Written request: Wherever the word "name" turns up in a line of the entries, copy that line.

Data:

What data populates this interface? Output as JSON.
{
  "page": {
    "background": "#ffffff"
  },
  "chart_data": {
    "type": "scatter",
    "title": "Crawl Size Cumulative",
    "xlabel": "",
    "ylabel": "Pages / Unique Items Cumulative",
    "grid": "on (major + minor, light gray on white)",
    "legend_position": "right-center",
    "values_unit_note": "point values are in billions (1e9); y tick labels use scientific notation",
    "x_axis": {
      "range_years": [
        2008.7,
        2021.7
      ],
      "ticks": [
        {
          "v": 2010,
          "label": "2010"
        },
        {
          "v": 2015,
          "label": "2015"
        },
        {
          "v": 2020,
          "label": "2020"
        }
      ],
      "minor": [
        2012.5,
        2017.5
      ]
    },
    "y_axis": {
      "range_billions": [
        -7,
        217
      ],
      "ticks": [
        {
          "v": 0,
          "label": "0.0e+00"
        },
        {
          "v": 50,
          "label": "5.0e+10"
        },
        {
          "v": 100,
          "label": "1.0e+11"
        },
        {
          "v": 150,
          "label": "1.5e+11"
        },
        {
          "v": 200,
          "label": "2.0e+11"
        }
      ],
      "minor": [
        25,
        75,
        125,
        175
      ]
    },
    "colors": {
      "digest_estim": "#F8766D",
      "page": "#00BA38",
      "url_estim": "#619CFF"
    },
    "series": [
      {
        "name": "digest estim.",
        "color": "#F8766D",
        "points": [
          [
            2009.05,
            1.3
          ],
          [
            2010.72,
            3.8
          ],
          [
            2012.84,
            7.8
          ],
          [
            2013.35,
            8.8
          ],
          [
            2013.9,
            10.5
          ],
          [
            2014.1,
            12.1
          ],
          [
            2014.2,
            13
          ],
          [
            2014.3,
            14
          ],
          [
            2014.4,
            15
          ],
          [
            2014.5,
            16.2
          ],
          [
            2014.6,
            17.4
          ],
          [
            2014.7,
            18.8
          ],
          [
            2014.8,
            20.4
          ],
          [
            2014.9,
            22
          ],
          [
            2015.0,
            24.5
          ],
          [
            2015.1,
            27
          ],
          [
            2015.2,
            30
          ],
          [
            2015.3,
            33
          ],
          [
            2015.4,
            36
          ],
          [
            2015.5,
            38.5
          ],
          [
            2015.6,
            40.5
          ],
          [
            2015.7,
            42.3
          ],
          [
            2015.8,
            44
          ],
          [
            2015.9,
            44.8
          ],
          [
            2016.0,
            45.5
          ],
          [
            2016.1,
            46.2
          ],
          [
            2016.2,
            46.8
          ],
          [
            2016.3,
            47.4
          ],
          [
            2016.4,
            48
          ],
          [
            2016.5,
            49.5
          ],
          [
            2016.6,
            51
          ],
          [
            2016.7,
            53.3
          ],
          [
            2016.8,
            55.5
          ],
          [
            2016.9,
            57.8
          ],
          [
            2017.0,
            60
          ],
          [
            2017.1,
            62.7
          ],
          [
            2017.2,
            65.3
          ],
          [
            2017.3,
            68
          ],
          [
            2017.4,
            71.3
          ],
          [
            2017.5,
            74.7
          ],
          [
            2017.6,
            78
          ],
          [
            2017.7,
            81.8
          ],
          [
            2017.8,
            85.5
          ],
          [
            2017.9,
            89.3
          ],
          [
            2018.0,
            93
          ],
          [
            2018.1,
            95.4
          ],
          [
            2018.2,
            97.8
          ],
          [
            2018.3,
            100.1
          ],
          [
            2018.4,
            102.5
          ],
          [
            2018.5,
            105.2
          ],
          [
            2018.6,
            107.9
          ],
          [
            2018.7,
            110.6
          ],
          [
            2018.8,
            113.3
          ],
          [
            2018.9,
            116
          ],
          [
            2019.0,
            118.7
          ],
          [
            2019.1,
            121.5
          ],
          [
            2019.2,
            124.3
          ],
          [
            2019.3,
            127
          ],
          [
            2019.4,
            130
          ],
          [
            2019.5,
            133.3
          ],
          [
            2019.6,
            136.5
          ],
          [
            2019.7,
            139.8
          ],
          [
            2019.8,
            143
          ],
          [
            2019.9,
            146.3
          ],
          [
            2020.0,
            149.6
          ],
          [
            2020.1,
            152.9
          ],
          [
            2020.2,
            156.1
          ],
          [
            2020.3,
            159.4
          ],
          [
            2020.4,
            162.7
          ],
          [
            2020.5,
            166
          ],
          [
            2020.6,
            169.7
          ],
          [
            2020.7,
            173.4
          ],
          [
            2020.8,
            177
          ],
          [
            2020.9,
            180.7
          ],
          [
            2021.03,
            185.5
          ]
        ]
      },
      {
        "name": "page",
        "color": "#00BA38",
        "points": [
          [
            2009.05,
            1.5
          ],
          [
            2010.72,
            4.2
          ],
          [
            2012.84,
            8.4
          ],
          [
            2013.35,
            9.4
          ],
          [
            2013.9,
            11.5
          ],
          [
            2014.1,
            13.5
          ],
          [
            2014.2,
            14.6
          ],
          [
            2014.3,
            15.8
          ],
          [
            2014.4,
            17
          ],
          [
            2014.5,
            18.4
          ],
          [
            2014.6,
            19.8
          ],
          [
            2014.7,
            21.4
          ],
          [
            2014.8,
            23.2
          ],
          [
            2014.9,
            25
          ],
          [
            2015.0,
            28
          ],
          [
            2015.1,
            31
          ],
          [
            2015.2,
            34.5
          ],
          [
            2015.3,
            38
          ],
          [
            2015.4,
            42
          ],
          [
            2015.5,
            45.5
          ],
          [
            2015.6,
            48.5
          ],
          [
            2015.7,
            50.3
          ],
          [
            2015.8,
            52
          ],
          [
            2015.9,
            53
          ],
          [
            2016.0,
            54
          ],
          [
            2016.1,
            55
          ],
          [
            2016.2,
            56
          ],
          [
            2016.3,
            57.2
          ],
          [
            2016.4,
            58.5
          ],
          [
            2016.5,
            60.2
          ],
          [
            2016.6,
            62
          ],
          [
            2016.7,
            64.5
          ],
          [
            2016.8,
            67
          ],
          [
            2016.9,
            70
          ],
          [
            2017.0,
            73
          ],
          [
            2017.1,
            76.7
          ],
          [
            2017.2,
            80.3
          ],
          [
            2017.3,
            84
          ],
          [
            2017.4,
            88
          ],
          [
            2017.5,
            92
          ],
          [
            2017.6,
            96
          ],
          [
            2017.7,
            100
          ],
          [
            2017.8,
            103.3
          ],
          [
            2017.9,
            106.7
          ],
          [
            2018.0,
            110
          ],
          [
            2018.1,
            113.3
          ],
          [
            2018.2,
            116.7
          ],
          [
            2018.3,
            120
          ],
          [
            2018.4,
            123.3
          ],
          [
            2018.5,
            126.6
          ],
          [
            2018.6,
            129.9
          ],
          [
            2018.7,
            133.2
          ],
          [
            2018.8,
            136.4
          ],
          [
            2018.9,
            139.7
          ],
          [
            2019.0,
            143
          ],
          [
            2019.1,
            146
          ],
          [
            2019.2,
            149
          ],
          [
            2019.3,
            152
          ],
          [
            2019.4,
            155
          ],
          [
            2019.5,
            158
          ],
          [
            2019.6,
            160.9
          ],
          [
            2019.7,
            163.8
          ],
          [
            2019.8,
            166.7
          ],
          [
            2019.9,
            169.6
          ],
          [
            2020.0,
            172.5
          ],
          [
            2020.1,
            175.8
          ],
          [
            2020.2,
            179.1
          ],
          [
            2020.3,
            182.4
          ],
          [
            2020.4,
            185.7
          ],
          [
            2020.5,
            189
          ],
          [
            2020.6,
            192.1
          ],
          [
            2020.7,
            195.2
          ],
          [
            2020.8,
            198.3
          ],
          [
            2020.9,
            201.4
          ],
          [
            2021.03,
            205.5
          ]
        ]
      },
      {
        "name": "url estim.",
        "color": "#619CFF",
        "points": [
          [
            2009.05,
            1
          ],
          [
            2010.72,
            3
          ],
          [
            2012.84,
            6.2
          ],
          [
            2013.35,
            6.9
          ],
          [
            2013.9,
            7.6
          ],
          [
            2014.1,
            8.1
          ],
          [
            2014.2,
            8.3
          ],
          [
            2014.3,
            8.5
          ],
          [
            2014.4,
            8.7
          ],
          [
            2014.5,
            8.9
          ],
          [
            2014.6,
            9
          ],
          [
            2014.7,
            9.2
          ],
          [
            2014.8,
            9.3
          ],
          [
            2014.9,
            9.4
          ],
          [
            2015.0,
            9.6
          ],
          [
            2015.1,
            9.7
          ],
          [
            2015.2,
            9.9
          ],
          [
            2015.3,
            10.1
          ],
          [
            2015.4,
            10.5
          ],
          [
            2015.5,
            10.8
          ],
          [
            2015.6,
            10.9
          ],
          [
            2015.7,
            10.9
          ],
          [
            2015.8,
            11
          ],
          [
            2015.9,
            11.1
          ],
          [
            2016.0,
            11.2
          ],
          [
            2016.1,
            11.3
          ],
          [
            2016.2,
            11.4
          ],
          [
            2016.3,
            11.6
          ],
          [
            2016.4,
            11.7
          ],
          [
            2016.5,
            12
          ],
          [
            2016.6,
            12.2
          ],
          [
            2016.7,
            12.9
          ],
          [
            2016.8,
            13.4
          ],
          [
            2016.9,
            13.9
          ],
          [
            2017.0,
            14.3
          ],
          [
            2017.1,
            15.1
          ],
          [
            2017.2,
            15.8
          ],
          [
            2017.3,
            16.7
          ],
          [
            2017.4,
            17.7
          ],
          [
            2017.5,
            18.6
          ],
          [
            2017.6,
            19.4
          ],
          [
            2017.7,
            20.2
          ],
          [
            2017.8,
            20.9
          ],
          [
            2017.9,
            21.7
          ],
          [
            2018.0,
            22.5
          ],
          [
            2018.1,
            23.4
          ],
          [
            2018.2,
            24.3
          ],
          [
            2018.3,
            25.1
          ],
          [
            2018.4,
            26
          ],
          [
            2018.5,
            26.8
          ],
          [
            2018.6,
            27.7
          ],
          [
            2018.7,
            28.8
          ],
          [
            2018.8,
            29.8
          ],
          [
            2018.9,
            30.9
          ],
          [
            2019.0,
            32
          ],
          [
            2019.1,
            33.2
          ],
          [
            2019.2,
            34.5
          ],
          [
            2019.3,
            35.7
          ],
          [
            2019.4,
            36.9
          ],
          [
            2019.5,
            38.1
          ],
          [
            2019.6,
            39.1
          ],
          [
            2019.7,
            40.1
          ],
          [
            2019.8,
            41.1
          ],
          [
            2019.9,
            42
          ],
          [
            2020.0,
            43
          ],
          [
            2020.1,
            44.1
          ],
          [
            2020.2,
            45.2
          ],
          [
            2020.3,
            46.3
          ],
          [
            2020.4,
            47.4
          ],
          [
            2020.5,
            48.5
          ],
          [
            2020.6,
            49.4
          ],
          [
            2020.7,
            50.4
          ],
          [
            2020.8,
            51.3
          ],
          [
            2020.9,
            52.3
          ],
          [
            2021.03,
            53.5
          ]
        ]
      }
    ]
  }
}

Solution to this task:
        "name": "digest estim.",
        "name": "page",
        "name": "url estim.",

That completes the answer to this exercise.